**What to work on:** Retype the czso package reference, everything from "A tibble with" down to "ctlg <- czso_get_catalogue()", without changing any of it.
____ Source
Package 'czso'

Title: Use Open Data from the Czech Statistical Office in R
Description: Get programmatic access to the open data provided by the Czech Statistical Office (CZSO, <https://czso.cz>).
Authors: Petr Bouchal [aut, cre] , Jindra Lacko [ctb]
Maintainer: Petr Bouchal <[email protected]>
License: MIT + file LICENSE
Version: 0.4.1.9000
Built: 2024-10-29 05:17:02 UTC
Source: https://github.com/petrbouchal/czso

Help Index


Filter the catalogue using a set of keywords

Description

Filter the catalogue using a set of keywords

Usage

czso_filter_catalogue(catalogue, search_terms)

Arguments

catalogue

a catalogue as returned by czso_get_catalogue()

search_terms

#' A regex pattern (incl. plain text), or a vector of regex patterns, to filter the catalogue by. A case-insensitive filter is performed on the title, description and keywords. The search returns only catalogue entries where all the patterns are matched anywhere within the title, description or keywords.

Value

A tibble with the filtered catalogue.

See Also

Other Core workflow: czso_get_catalogue(), czso_get_codelist(), czso_get_table()

Examples

ctlg <- czso_get_catalogue()
czso_filter_catalogue(ctlg, search_terms = c("kraj", "me?zd"))
czso_filter_catalogue(ctlg, search_terms = c("úmrt", "orp"))
czso_filter_catalogue(ctlg, search_terms = c("kraj", "vazba", "orp"))
czso_filter_catalogue(ctlg, search_terms = c("ISCO", "číselník"))
czso_filter_catalogue(ctlg, search_terms = c("zaměstnání", "číselník"))

Get catalogue of open CZSO datasets

Description

Retrieves a list of all CZSO's open datasets available from the Czech Open data catalogue.

Usage

czso_get_catalogue(search_terms = NULL)

Arguments

search_terms

a regex pattern, or a vector of regex patterns, to filter the catalogue by. A case-insensitive filter is performed on the title, description and keywords. The search returns only catalogue entries where all the patterns are matched anywhere within the title, description or keywords.

Details

Pass the string in the dataset_id column to get_czso_table(). dataset_iri is the unique identifier of the dataset in the national catalogue and also the URL containing all metadata for the dataset.

Value

a data frame with details on all CZSO datasets available in the Czech National Open Data Catalogue. The columns are fairly well described by their names, except:

  • some columns contain IRIs instead of human readable text; still you can deduce the content from the IRI.
________
____ Data provided
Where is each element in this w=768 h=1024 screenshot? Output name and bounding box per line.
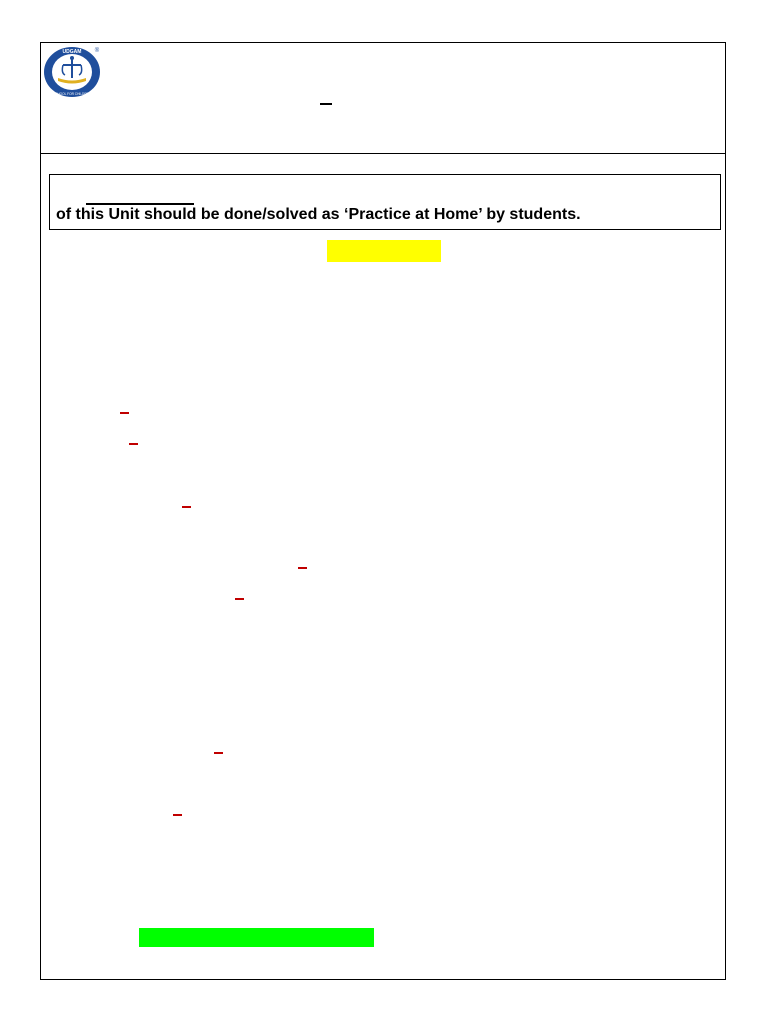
header-box <box>40 42 726 154</box>
notice-blank-underline <box>86 203 194 205</box>
red-dash <box>120 412 129 414</box>
red-dash <box>298 567 307 569</box>
green-highlight <box>139 928 374 947</box>
yellow-highlight <box>327 240 441 262</box>
logo-text-top: UDGAM <box>62 49 82 55</box>
logo-text-bottom: SCHOOL FOR CHILDREN <box>52 92 92 96</box>
red-dash <box>235 598 244 600</box>
red-dash <box>129 443 138 445</box>
school-logo-icon <box>43 45 101 97</box>
header-dash <box>320 103 332 105</box>
logo-registered-mark: ® <box>94 48 100 54</box>
red-dash <box>173 814 182 816</box>
red-dash <box>182 506 191 508</box>
red-dash <box>214 752 223 754</box>
notice-text: of this Unit should be done/solved as ‘Practice at Home’ by students. <box>56 206 581 223</box>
________
**Response:**
A tibble with the filtered catalogue.

See Also

Other Core workflow: czso_get_catalogue(), czso_get_codelist(), czso_get_table()

Examples

ctlg <- czso_get_catalogue()